## GIVEN INSTRUCTION
State only how many lines below include the string "已知直线".

[Start RAW RECORDS]

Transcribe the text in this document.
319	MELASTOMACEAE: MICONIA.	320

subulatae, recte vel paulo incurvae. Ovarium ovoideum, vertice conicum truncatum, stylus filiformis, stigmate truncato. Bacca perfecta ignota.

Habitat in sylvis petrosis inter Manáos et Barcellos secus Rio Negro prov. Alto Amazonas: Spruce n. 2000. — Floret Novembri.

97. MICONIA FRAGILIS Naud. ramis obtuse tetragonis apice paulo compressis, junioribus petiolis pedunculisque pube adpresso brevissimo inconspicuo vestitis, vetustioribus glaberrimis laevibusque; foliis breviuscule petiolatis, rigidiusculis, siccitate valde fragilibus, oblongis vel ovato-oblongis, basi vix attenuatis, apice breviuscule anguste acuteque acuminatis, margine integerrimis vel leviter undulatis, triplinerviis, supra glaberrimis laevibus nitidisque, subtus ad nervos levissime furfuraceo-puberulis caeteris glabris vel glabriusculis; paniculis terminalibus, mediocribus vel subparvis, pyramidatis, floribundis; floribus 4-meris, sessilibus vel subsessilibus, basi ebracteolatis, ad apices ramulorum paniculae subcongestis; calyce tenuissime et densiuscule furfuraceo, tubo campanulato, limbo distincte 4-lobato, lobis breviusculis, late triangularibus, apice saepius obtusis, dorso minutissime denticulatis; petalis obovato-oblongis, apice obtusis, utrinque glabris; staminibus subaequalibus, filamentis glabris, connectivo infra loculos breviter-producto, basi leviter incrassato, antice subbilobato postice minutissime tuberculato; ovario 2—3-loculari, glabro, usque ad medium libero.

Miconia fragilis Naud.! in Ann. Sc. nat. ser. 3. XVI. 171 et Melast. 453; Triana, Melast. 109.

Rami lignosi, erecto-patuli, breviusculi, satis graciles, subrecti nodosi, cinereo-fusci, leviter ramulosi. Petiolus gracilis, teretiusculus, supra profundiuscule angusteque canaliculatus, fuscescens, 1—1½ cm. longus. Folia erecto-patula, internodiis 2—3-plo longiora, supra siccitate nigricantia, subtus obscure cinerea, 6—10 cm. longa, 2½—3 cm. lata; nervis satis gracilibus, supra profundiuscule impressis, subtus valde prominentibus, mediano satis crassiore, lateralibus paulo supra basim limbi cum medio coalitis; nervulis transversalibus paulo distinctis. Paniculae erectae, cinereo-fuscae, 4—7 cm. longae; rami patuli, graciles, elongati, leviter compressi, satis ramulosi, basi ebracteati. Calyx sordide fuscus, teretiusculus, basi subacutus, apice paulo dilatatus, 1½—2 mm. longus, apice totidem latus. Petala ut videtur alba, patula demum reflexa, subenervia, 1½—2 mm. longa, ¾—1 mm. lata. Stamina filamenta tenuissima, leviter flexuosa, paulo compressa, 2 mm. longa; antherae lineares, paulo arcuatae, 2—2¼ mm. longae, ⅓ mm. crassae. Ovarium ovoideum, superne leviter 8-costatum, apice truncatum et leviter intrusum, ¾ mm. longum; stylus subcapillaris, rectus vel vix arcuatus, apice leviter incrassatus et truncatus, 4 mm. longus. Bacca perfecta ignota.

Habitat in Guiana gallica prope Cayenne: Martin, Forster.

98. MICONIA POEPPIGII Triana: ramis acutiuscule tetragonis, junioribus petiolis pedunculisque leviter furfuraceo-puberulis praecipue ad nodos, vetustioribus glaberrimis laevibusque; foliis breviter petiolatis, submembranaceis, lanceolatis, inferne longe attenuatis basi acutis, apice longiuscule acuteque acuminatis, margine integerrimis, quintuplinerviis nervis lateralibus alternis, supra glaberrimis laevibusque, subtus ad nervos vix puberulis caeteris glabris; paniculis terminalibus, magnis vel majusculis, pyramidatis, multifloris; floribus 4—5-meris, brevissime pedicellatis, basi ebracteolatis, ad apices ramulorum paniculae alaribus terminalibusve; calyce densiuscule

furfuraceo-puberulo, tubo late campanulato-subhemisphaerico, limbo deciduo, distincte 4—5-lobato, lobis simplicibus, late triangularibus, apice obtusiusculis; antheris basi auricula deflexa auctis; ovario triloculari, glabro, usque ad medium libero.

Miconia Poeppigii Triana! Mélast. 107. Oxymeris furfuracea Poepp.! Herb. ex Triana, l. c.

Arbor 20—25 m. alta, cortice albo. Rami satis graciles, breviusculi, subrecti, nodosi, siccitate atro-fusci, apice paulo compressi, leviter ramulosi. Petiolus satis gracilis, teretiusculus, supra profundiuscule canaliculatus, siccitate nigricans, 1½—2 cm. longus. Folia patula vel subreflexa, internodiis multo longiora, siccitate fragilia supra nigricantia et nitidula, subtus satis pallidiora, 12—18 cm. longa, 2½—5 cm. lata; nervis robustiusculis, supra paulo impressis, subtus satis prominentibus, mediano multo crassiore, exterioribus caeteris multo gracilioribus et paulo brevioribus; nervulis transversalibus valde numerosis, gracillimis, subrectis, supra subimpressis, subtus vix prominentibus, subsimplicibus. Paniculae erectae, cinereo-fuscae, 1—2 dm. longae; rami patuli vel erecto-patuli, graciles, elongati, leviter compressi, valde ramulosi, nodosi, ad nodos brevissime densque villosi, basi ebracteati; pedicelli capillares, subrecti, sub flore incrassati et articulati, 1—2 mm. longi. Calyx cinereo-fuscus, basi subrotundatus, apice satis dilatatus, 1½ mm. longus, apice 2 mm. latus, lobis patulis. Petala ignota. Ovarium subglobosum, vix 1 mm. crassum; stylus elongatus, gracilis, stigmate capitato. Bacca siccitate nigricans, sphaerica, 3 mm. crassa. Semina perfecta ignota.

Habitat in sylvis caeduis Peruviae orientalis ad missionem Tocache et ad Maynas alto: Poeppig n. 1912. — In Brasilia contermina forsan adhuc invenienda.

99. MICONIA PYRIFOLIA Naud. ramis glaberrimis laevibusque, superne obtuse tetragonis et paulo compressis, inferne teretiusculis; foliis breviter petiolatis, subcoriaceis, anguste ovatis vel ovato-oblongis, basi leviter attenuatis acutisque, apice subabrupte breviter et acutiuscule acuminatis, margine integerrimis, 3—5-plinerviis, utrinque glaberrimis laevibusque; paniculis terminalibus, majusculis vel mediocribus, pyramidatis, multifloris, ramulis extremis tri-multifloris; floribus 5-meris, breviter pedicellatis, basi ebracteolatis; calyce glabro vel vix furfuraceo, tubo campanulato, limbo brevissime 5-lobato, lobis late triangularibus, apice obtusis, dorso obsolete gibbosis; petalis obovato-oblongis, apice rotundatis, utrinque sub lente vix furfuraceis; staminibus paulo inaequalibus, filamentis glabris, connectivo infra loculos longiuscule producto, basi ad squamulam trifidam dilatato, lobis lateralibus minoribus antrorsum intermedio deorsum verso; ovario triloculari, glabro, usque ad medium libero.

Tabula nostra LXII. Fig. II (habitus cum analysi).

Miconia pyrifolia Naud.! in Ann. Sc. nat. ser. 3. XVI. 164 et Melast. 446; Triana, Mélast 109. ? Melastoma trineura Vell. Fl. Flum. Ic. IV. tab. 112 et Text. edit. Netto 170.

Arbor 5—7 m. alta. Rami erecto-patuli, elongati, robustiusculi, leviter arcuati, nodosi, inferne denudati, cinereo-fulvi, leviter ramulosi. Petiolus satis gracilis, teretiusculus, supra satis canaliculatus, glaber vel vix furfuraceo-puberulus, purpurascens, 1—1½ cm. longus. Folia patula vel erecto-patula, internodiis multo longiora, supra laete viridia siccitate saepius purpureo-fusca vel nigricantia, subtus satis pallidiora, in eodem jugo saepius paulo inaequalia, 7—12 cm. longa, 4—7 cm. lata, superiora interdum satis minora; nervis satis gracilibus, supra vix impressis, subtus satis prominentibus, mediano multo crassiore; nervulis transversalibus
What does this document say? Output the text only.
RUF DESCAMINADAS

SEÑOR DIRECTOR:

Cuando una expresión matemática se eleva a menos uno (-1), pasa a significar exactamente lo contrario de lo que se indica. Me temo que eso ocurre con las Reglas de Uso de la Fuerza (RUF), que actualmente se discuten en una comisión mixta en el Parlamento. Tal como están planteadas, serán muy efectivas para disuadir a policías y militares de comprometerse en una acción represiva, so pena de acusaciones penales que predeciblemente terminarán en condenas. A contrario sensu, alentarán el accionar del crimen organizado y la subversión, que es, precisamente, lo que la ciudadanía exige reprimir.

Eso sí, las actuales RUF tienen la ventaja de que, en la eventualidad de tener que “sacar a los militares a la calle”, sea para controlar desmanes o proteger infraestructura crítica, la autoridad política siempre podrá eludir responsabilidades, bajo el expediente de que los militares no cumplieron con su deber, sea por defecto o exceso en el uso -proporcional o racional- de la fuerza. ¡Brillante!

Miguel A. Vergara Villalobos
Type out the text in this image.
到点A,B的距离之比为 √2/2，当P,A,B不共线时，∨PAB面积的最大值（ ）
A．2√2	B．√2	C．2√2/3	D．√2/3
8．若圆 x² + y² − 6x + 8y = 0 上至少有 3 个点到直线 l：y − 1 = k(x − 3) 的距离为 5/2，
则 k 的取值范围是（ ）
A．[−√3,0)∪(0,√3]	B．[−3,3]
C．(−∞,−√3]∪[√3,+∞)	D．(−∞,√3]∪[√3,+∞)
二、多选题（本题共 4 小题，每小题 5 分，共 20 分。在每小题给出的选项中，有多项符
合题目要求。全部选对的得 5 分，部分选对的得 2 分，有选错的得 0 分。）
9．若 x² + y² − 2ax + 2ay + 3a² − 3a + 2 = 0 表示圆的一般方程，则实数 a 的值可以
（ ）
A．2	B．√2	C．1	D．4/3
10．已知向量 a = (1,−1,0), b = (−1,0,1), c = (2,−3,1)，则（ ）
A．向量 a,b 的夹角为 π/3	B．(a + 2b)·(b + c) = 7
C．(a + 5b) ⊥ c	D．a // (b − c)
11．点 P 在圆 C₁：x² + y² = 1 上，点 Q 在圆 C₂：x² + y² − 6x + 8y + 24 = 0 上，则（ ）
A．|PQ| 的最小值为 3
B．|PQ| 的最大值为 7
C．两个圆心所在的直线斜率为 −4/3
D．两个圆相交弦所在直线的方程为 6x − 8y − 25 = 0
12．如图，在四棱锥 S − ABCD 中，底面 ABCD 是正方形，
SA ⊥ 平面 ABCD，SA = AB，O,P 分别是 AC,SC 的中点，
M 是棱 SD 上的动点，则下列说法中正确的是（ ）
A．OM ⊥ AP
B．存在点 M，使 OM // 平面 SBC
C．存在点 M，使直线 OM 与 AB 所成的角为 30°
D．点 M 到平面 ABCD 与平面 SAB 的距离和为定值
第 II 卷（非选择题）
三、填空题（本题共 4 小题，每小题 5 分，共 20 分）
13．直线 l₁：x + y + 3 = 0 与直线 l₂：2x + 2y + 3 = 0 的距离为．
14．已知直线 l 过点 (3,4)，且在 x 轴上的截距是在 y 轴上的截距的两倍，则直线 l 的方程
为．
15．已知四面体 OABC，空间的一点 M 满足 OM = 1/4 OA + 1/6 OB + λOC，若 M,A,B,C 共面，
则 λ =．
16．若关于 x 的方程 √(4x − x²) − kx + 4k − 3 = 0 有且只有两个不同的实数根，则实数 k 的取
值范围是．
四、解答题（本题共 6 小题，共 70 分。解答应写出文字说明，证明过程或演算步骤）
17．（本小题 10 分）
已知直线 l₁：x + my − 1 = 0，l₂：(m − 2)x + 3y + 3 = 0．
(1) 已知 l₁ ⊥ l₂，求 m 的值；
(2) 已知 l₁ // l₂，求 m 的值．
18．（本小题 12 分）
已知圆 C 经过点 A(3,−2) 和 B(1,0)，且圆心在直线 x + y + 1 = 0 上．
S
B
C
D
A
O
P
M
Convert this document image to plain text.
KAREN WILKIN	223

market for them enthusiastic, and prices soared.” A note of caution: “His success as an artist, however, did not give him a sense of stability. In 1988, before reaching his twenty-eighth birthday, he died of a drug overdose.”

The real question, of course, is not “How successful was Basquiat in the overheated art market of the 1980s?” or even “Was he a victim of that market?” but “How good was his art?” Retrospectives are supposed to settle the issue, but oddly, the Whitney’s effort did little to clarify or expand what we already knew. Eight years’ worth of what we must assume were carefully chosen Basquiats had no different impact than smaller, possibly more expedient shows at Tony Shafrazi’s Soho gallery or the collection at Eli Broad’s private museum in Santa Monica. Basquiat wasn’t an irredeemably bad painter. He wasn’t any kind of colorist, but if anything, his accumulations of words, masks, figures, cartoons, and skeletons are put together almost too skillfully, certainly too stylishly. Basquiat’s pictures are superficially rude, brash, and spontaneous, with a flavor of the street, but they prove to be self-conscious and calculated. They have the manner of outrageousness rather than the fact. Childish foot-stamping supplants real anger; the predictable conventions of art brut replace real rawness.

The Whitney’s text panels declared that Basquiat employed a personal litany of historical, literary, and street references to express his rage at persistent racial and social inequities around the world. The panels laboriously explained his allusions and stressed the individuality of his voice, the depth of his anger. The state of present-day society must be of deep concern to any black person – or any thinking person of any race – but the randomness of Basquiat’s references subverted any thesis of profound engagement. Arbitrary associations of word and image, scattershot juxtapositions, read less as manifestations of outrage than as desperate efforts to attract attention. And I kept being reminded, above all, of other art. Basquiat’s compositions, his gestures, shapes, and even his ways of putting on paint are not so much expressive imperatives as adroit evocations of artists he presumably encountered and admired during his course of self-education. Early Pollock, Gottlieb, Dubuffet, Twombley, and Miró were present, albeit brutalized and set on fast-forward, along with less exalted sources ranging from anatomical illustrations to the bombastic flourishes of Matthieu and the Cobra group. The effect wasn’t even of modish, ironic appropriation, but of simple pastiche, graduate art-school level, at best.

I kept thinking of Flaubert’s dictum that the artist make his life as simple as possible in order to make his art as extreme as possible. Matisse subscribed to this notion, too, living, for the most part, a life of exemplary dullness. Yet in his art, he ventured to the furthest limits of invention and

[End RAW RECORDS]

## WRITTEN SOLUTION
2